● Exercise aim: An exact copy of all the data is required, with pictures left out.

● Supplied information:
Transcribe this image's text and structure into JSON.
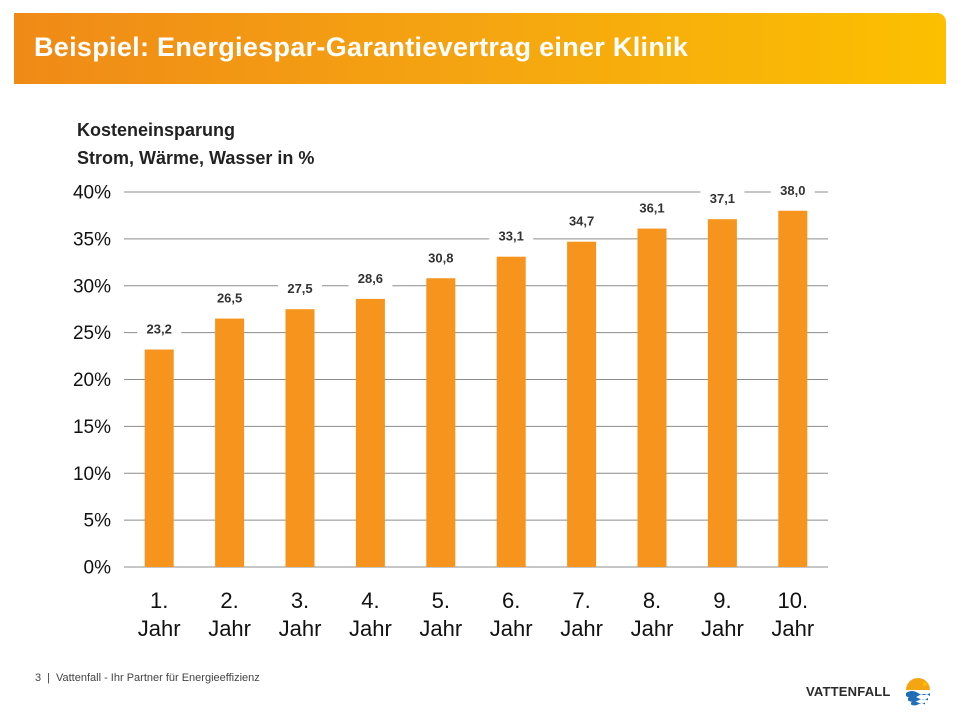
{
  "header": {
    "title": "Beispiel: Energiespar-Garantievertrag einer Klinik"
  },
  "subtitle": {
    "line1": "Kosteneinsparung",
    "line2": "Strom, Wärme, Wasser in %"
  },
  "chart_data": {
    "type": "bar",
    "categories": [
      [
        "1.",
        "Jahr"
      ],
      [
        "2.",
        "Jahr"
      ],
      [
        "3.",
        "Jahr"
      ],
      [
        "4.",
        "Jahr"
      ],
      [
        "5.",
        "Jahr"
      ],
      [
        "6.",
        "Jahr"
      ],
      [
        "7.",
        "Jahr"
      ],
      [
        "8.",
        "Jahr"
      ],
      [
        "9.",
        "Jahr"
      ],
      [
        "10.",
        "Jahr"
      ]
    ],
    "values": [
      23.2,
      26.5,
      27.5,
      28.6,
      30.8,
      33.1,
      34.7,
      36.1,
      37.1,
      38.0
    ],
    "data_labels": [
      "23,2",
      "26,5",
      "27,5",
      "28,6",
      "30,8",
      "33,1",
      "34,7",
      "36,1",
      "37,1",
      "38,0"
    ],
    "ylim": [
      0,
      40
    ],
    "yticks": [
      0,
      5,
      10,
      15,
      20,
      25,
      30,
      35,
      40
    ],
    "ytick_labels": [
      "0%",
      "5%",
      "10%",
      "15%",
      "20%",
      "25%",
      "30%",
      "35%",
      "40%"
    ],
    "grid": true,
    "bar_color": "#f7941d"
  },
  "footer": {
    "page_number": "3",
    "separator": "|",
    "text": "Vattenfall - Ihr Partner für Energieeffizienz"
  },
  "logo": {
    "text": "VATTENFALL",
    "icon": "vattenfall-logo-icon"
  },
  "colors": {
    "title_bar_start": "#f08a17",
    "title_bar_end": "#fcc000",
    "bar": "#f7941d",
    "gridline": "#8c8c8c"
  }
}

● Exercise result:
Transcribe this image's text and structure into JSON.
{
  "header": {
    "title": "Beispiel: Energiespar-Garantievertrag einer Klinik"
  },
  "subtitle": {
    "line1": "Kosteneinsparung",
    "line2": "Strom, Wärme, Wasser in %"
  },
  "chart_data": {
    "type": "bar",
    "categories": [
      [
        "1.",
        "Jahr"
      ],
      [
        "2.",
        "Jahr"
      ],
      [
        "3.",
        "Jahr"
      ],
      [
        "4.",
        "Jahr"
      ],
      [
        "5.",
        "Jahr"
      ],
      [
        "6.",
        "Jahr"
      ],
      [
        "7.",
        "Jahr"
      ],
      [
        "8.",
        "Jahr"
      ],
      [
        "9.",
        "Jahr"
      ],
      [
        "10.",
        "Jahr"
      ]
    ],
    "values": [
      23.2,
      26.5,
      27.5,
      28.6,
      30.8,
      33.1,
      34.7,
      36.1,
      37.1,
      38.0
    ],
    "data_labels": [
      "23,2",
      "26,5",
      "27,5",
      "28,6",
      "30,8",
      "33,1",
      "34,7",
      "36,1",
      "37,1",
      "38,0"
    ],
    "ylim": [
      0,
      40
    ],
    "yticks": [
      0,
      5,
      10,
      15,
      20,
      25,
      30,
      35,
      40
    ],
    "ytick_labels": [
      "0%",
      "5%",
      "10%",
      "15%",
      "20%",
      "25%",
      "30%",
      "35%",
      "40%"
    ],
    "grid": true,
    "bar_color": "#f7941d"
  },
  "footer": {
    "page_number": "3",
    "separator": "|",
    "text": "Vattenfall - Ihr Partner für Energieeffizienz"
  },
  "logo": {
    "text": "VATTENFALL",
    "icon": "vattenfall-logo-icon"
  },
  "colors": {
    "title_bar_start": "#f08a17",
    "title_bar_end": "#fcc000",
    "bar": "#f7941d",
    "gridline": "#8c8c8c"
  }
}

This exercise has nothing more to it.